05/31/2026
You know, my impulsivity is usually my superpower—until it isn’t.
Last Wednesday afternoon, it made me a hero. I was driving up Indian Line north of Hagersville and spotted a native snapping turtle stranded right on the centre line. Without a second thought, I pulled over and rescued it. Total success. Leaping before looking honestly works out for me more often than you'd think.
But just four hours later, the darker side of that same trait caught up with me.
It was just before 8:00 PM when I noticed one of my beehives had swarmed. To be completely honest with you, I was already harbouring this simmering, impulsive anger at my partner because she hadn't checked the four hives that had overwintered and were showing obvious signs of overpopulation. Fueled by that irritation and rushing against the fading light, I made a totally reckless choice: I grabbed the net, bypassed my protective suit, and went in completely unprotected.
The bees did exactly what bees do. They attacked me, getting hopelessly tangled in my hair and delivering six stings straight to my temple and scalp.
It got bad, fast. I went into immediate anaphylaxis. Even after I deployed an EpiPen, my partner still had to call an ambulance. I ended up spending the next several hours hooked up to a four-hour potassium drip, and I didn't finally get discharged from the hospital until 3:30 AM.
Don’t feel sorry for me, I knew better. But lesson learned: I absolutely must wear a bee suit and full protection from now on, and I have to carry an EpiPen with me at all times.
I guess when I act fast out of instinct and empathy, I save a turtle. But when I act fast out of anger, I end up in an ambulance. The moral of my story is clear: I leap before I look. I just need to start making sure it's not into a swarm of bees.

WHAT YOU NEED TO DO: List the actions that the turtle-and-bees entry above gives as making up the writer's "totally reckless choice."

EXTRACTED INFORMATION:
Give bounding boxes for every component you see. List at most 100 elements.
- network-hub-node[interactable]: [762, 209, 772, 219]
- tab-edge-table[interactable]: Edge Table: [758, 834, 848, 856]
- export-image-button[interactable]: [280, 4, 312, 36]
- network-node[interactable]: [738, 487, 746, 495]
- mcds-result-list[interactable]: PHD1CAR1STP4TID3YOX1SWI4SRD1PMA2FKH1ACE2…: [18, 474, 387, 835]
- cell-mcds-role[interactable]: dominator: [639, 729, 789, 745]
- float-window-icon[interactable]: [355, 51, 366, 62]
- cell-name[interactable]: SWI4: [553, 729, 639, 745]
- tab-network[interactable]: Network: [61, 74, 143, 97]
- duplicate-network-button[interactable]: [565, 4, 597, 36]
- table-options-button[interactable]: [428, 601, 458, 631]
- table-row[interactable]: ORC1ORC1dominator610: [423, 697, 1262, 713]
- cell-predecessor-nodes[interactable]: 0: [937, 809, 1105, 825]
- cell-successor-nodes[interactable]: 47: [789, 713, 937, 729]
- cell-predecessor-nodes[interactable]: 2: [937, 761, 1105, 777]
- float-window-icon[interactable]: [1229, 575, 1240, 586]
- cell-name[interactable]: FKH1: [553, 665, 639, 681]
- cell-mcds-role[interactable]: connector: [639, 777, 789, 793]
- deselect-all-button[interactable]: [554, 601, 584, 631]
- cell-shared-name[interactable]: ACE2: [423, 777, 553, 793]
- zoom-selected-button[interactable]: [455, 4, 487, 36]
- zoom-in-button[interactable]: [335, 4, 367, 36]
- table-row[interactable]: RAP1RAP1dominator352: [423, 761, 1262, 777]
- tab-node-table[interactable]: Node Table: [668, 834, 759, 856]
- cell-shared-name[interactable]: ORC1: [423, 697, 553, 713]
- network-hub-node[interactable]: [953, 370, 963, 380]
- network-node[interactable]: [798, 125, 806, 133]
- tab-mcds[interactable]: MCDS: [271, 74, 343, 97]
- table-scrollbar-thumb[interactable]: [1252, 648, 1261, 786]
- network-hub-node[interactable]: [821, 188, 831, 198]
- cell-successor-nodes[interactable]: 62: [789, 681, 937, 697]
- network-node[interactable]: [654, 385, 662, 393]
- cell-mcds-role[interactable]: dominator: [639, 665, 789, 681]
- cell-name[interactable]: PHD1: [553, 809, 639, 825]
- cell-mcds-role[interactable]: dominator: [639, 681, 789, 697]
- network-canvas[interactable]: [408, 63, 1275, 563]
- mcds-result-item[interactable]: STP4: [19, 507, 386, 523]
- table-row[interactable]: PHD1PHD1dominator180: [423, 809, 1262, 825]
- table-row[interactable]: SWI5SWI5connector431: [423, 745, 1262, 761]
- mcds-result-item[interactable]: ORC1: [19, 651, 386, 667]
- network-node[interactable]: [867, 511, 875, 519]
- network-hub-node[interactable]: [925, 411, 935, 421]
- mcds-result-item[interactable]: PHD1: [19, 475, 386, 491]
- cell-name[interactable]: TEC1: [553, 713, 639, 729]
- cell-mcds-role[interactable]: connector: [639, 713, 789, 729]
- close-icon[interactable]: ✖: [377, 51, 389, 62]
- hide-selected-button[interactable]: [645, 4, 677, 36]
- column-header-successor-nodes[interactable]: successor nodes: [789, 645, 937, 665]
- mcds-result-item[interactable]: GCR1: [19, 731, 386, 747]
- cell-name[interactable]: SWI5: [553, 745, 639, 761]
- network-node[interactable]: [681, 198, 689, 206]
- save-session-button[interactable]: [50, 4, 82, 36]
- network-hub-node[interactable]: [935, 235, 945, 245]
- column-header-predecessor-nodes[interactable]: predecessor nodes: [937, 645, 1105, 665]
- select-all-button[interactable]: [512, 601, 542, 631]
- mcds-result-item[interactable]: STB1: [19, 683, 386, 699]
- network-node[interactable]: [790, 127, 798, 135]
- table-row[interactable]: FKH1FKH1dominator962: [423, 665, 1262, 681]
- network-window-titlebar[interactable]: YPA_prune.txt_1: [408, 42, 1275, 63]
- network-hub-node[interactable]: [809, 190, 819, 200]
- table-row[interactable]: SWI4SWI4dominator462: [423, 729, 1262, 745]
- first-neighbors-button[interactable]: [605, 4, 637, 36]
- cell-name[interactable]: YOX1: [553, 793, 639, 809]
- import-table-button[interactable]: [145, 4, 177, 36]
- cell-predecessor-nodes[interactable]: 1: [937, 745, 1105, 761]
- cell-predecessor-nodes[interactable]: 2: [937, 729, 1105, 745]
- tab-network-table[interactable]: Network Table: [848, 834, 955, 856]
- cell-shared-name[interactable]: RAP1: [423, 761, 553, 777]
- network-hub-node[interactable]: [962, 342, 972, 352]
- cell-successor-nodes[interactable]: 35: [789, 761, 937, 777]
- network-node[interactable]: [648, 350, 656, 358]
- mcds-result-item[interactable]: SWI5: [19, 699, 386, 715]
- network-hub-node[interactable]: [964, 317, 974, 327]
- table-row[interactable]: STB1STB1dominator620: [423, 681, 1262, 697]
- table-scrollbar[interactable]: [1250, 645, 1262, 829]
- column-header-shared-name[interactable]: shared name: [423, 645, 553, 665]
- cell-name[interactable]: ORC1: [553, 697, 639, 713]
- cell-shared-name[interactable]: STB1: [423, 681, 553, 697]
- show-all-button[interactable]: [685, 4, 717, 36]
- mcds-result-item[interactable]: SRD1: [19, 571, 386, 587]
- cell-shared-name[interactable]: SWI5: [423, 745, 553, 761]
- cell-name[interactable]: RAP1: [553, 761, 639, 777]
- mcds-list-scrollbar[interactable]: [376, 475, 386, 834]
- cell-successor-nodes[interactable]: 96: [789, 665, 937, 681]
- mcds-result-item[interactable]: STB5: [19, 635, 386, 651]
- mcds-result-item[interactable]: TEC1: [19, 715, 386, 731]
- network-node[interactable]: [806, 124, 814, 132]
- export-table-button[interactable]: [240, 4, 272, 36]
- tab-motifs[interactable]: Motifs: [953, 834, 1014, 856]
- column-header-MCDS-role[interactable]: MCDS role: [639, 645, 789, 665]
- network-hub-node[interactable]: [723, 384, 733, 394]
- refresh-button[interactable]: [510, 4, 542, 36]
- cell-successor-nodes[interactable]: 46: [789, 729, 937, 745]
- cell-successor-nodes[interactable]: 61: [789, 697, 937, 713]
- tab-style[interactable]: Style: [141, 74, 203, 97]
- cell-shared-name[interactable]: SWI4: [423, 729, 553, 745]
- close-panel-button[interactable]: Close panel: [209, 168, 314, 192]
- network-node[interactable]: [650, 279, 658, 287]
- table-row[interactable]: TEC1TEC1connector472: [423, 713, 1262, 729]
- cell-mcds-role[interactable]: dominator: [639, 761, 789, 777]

EXERCISE SOLUTION:
- Grabbed the net
- Bypassed the protective suit
- Went in completely unprotected